▶ **What the task asks**
Copy out every line of the data below word for word, leaving out the pictures.

▶ **Items taken from a data source**

● ● ● ● ● ● ●

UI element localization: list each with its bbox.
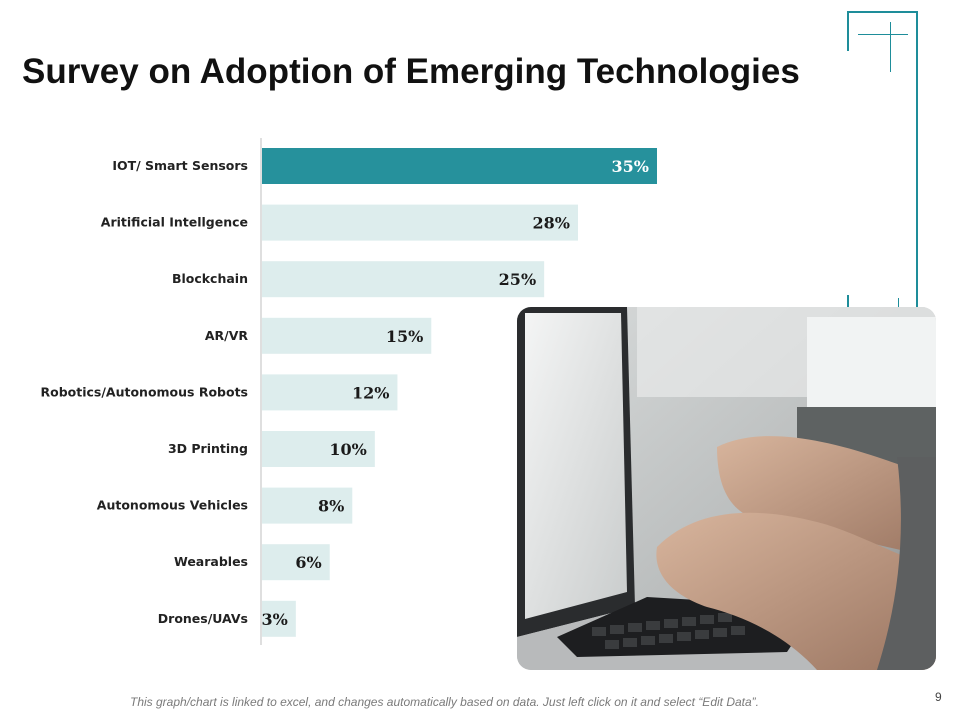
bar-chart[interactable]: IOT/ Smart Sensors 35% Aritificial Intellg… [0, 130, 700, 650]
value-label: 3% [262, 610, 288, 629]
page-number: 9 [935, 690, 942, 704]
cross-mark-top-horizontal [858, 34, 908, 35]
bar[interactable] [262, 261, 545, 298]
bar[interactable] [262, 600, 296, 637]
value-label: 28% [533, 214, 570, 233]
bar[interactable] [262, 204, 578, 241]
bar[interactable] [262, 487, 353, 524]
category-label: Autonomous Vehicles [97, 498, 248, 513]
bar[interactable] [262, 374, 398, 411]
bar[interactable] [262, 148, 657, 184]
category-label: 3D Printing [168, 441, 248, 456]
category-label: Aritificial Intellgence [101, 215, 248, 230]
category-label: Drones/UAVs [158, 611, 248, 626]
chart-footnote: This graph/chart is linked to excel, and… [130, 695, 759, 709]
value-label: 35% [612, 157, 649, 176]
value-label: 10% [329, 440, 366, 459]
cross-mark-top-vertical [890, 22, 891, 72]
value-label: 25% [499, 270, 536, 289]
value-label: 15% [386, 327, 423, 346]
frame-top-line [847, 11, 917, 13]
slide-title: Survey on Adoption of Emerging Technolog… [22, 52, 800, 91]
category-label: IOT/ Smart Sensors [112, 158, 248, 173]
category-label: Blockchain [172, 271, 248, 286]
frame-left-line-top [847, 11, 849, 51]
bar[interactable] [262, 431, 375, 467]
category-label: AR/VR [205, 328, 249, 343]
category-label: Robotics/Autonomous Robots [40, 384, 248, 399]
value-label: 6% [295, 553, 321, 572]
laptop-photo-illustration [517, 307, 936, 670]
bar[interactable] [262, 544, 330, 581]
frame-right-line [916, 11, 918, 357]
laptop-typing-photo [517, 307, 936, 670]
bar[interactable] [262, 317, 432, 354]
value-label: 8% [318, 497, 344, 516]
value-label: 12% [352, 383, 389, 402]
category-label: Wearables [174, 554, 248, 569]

● ● ● ● ● ● ●

▶ **Exercise solution**
UI element localization: list each with its bbox.
bar-chart[interactable]: IOT/ Smart Sensors 35% Aritificial Intellg… [0, 130, 700, 650]
value-label: 3% [262, 610, 288, 629]
page-number: 9 [935, 690, 942, 704]
cross-mark-top-horizontal [858, 34, 908, 35]
bar[interactable] [262, 261, 545, 298]
bar[interactable] [262, 600, 296, 637]
value-label: 28% [533, 214, 570, 233]
bar[interactable] [262, 204, 578, 241]
bar[interactable] [262, 487, 353, 524]
category-label: Autonomous Vehicles [97, 498, 248, 513]
bar[interactable] [262, 374, 398, 411]
bar[interactable] [262, 148, 657, 184]
category-label: 3D Printing [168, 441, 248, 456]
category-label: Aritificial Intellgence [101, 215, 248, 230]
category-label: Drones/UAVs [158, 611, 248, 626]
chart-footnote: This graph/chart is linked to excel, and… [130, 695, 759, 709]
value-label: 35% [612, 157, 649, 176]
value-label: 10% [329, 440, 366, 459]
cross-mark-top-vertical [890, 22, 891, 72]
value-label: 25% [499, 270, 536, 289]
value-label: 15% [386, 327, 423, 346]
frame-top-line [847, 11, 917, 13]
slide-title: Survey on Adoption of Emerging Technolog… [22, 52, 800, 91]
category-label: IOT/ Smart Sensors [112, 158, 248, 173]
category-label: Blockchain [172, 271, 248, 286]
frame-left-line-top [847, 11, 849, 51]
bar[interactable] [262, 431, 375, 467]
category-label: AR/VR [205, 328, 249, 343]
category-label: Robotics/Autonomous Robots [40, 384, 248, 399]
value-label: 6% [295, 553, 321, 572]
laptop-photo-illustration [517, 307, 936, 670]
bar[interactable] [262, 544, 330, 581]
frame-right-line [916, 11, 918, 357]
laptop-typing-photo [517, 307, 936, 670]
bar[interactable] [262, 317, 432, 354]
value-label: 8% [318, 497, 344, 516]
value-label: 12% [352, 383, 389, 402]
category-label: Wearables [174, 554, 248, 569]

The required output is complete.